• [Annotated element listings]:
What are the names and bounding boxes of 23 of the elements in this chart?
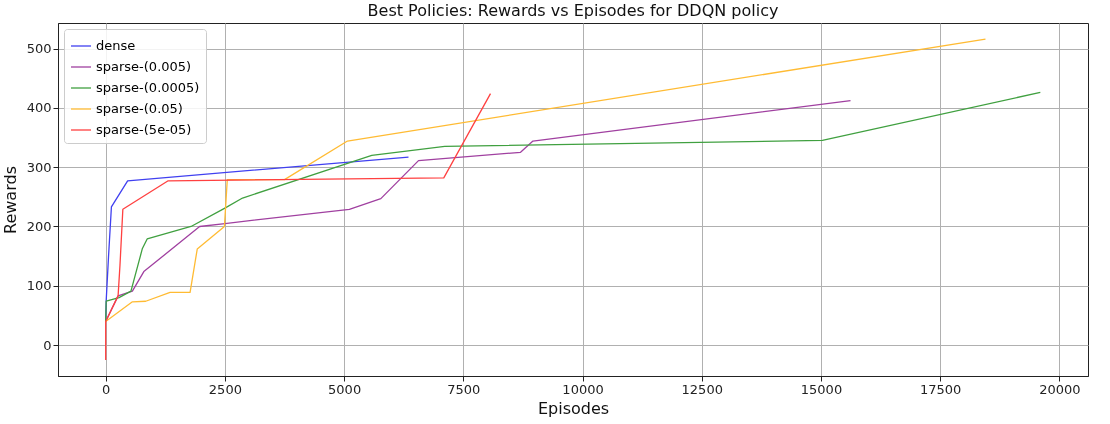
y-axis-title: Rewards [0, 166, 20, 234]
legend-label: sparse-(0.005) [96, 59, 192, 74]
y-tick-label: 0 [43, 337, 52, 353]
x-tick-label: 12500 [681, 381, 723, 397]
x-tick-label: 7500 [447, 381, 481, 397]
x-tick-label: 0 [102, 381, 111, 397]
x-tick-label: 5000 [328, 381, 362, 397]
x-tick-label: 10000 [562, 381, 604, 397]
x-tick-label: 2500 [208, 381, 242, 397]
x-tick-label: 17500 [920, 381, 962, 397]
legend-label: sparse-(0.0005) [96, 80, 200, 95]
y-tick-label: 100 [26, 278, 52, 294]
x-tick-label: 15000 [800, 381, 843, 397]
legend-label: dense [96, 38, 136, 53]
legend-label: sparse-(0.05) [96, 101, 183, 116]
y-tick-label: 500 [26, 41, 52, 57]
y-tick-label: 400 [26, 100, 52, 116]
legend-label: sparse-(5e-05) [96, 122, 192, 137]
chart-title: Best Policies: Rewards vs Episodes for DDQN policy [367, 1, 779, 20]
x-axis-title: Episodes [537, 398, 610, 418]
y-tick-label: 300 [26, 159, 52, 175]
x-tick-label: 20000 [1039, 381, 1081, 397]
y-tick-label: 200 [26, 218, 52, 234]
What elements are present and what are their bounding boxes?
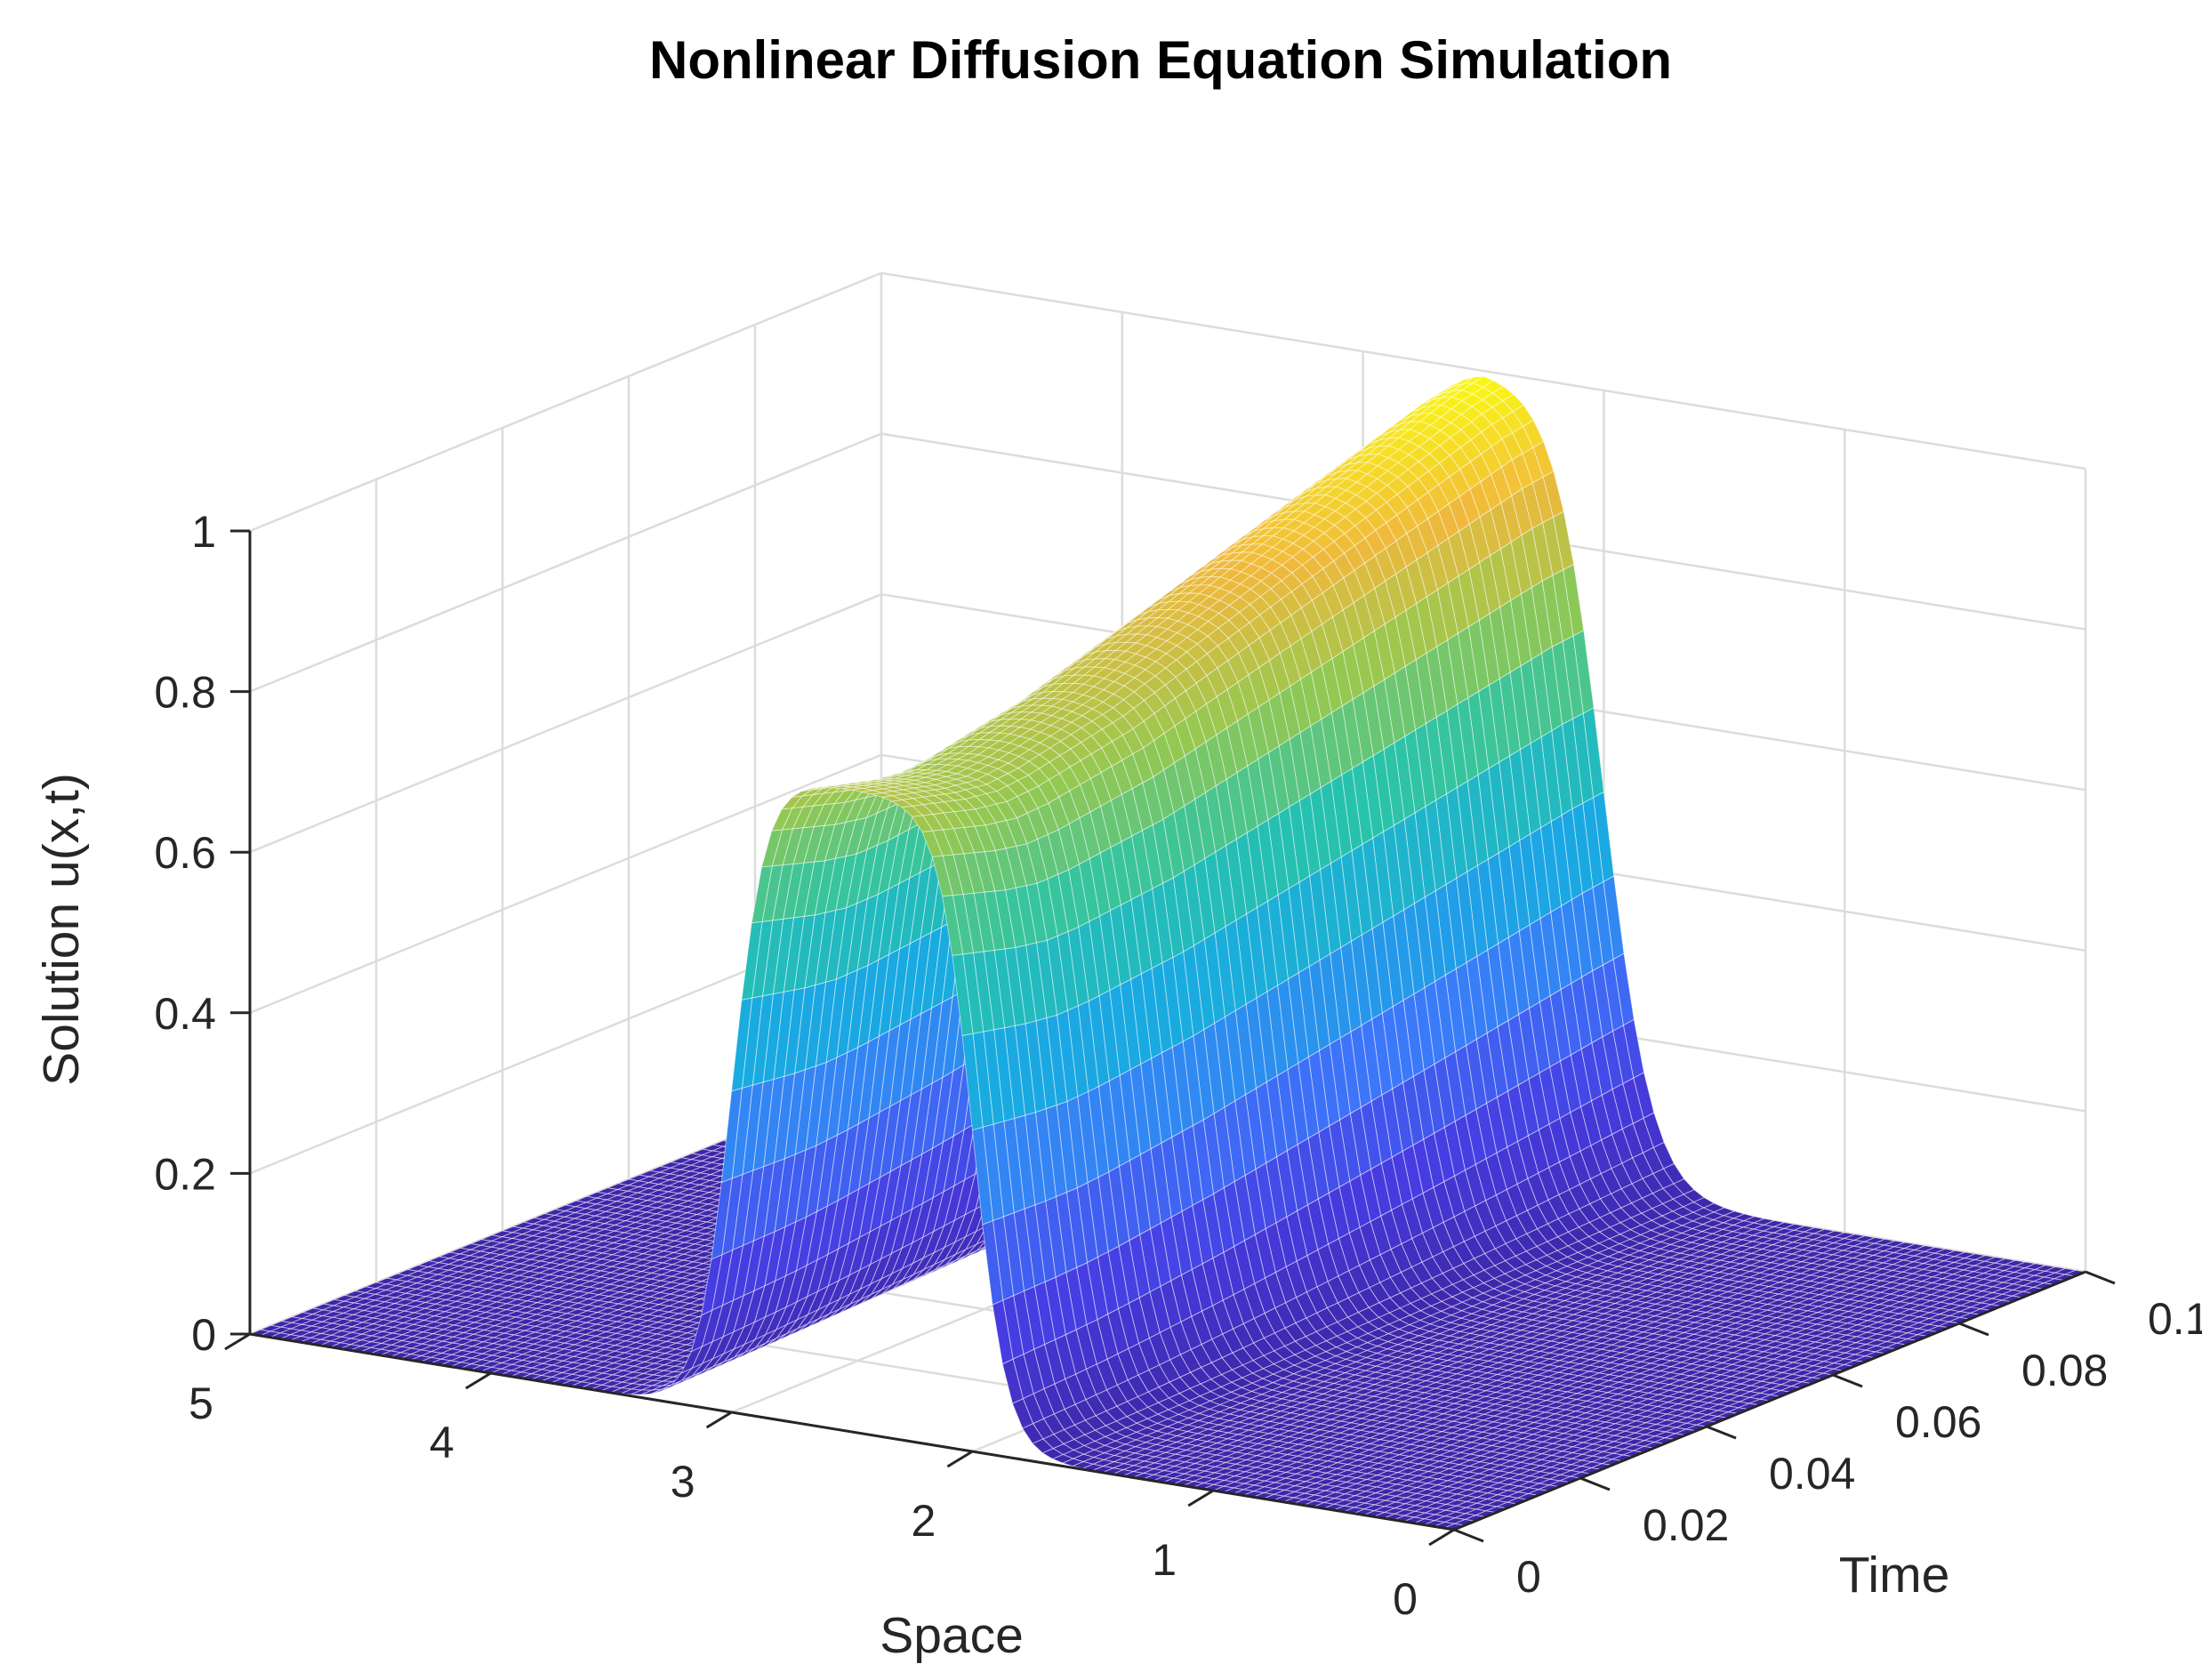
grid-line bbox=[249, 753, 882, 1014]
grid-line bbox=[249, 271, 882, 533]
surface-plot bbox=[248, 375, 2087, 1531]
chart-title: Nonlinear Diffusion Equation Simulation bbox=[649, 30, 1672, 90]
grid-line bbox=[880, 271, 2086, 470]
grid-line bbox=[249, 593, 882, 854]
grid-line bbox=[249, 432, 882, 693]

• [THE TASK]: Return each line above that contains the string "Episodes".

• [RESULT OF THE TASK]:
chart-title: Best Policies: Rewards vs Episodes for DDQN policy [367, 1, 779, 20]
x-axis-title: Episodes [537, 398, 610, 418]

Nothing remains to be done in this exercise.